Material for the task:

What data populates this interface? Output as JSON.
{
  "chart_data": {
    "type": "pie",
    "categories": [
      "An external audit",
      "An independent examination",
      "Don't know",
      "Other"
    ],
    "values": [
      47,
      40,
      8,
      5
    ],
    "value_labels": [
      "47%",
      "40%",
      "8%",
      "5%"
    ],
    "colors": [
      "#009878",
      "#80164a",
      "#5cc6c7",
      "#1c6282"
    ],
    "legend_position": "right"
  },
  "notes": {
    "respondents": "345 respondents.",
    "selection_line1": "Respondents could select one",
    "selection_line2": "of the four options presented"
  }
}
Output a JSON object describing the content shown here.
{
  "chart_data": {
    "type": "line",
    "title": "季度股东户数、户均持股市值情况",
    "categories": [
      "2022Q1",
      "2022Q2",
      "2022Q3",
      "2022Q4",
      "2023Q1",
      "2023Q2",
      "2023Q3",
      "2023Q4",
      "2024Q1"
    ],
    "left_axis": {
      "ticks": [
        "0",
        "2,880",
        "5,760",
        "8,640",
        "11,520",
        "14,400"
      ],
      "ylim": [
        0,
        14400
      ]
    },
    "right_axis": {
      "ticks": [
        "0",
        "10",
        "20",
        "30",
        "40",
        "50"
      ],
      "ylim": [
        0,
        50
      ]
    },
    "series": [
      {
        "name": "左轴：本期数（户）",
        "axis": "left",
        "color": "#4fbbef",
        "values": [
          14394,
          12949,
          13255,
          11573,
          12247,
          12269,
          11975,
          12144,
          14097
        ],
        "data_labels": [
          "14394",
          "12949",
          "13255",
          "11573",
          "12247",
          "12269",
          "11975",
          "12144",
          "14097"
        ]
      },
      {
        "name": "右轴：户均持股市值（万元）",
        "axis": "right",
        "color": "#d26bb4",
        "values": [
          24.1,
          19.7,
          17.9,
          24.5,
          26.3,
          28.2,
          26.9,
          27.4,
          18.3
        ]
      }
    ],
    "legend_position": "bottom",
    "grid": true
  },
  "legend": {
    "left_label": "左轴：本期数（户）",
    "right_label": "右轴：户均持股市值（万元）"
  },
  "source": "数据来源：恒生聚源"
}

Your goal:
Above are the records; retype them all without a single difference.

Result:
What data populates this interface? Output as JSON.
{
  "chart_data": {
    "type": "pie",
    "categories": [
      "An external audit",
      "An independent examination",
      "Don't know",
      "Other"
    ],
    "values": [
      47,
      40,
      8,
      5
    ],
    "value_labels": [
      "47%",
      "40%",
      "8%",
      "5%"
    ],
    "colors": [
      "#009878",
      "#80164a",
      "#5cc6c7",
      "#1c6282"
    ],
    "legend_position": "right"
  },
  "notes": {
    "respondents": "345 respondents.",
    "selection_line1": "Respondents could select one",
    "selection_line2": "of the four options presented"
  }
}
Output a JSON object describing the content shown here.
{
  "chart_data": {
    "type": "line",
    "title": "季度股东户数、户均持股市值情况",
    "categories": [
      "2022Q1",
      "2022Q2",
      "2022Q3",
      "2022Q4",
      "2023Q1",
      "2023Q2",
      "2023Q3",
      "2023Q4",
      "2024Q1"
    ],
    "left_axis": {
      "ticks": [
        "0",
        "2,880",
        "5,760",
        "8,640",
        "11,520",
        "14,400"
      ],
      "ylim": [
        0,
        14400
      ]
    },
    "right_axis": {
      "ticks": [
        "0",
        "10",
        "20",
        "30",
        "40",
        "50"
      ],
      "ylim": [
        0,
        50
      ]
    },
    "series": [
      {
        "name": "左轴：本期数（户）",
        "axis": "left",
        "color": "#4fbbef",
        "values": [
          14394,
          12949,
          13255,
          11573,
          12247,
          12269,
          11975,
          12144,
          14097
        ],
        "data_labels": [
          "14394",
          "12949",
          "13255",
          "11573",
          "12247",
          "12269",
          "11975",
          "12144",
          "14097"
        ]
      },
      {
        "name": "右轴：户均持股市值（万元）",
        "axis": "right",
        "color": "#d26bb4",
        "values": [
          24.1,
          19.7,
          17.9,
          24.5,
          26.3,
          28.2,
          26.9,
          27.4,
          18.3
        ]
      }
    ],
    "legend_position": "bottom",
    "grid": true
  },
  "legend": {
    "left_label": "左轴：本期数（户）",
    "right_label": "右轴：户均持股市值（万元）"
  },
  "source": "数据来源：恒生聚源"
}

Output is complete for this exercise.